- RECORDED DATA -
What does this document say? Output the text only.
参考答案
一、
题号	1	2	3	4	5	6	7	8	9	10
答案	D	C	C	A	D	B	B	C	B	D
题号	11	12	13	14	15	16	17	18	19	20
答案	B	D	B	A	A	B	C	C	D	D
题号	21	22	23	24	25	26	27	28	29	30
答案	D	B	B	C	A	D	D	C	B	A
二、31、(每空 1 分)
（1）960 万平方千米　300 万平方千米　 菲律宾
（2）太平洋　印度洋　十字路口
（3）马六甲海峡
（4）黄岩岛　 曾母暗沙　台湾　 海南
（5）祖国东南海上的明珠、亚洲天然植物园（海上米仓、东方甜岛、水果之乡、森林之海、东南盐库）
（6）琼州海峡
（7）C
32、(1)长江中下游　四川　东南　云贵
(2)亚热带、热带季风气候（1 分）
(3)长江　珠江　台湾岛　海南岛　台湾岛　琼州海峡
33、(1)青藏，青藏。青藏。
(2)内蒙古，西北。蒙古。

- INSTRUCTIONS FOR THE TASK -
Copy out the whole listing exactly as written.

- SOLUTION -
What does this document say? Output the text only.
参考答案
一、
题号	1	2	3	4	5	6	7	8	9	10
答案	D	C	C	A	D	B	B	C	B	D
题号	11	12	13	14	15	16	17	18	19	20
答案	B	D	B	A	A	B	C	C	D	D
题号	21	22	23	24	25	26	27	28	29	30
答案	D	B	B	C	A	D	D	C	B	A
二、31、(每空 1 分)
（1）960 万平方千米　300 万平方千米　 菲律宾
（2）太平洋　印度洋　十字路口
（3）马六甲海峡
（4）黄岩岛　 曾母暗沙　台湾　 海南
（5）祖国东南海上的明珠、亚洲天然植物园（海上米仓、东方甜岛、水果之乡、森林之海、东南盐库）
（6）琼州海峡
（7）C
32、(1)长江中下游　四川　东南　云贵
(2)亚热带、热带季风气候（1 分）
(3)长江　珠江　台湾岛　海南岛　台湾岛　琼州海峡
33、(1)青藏，青藏。青藏。
(2)内蒙古，西北。蒙古。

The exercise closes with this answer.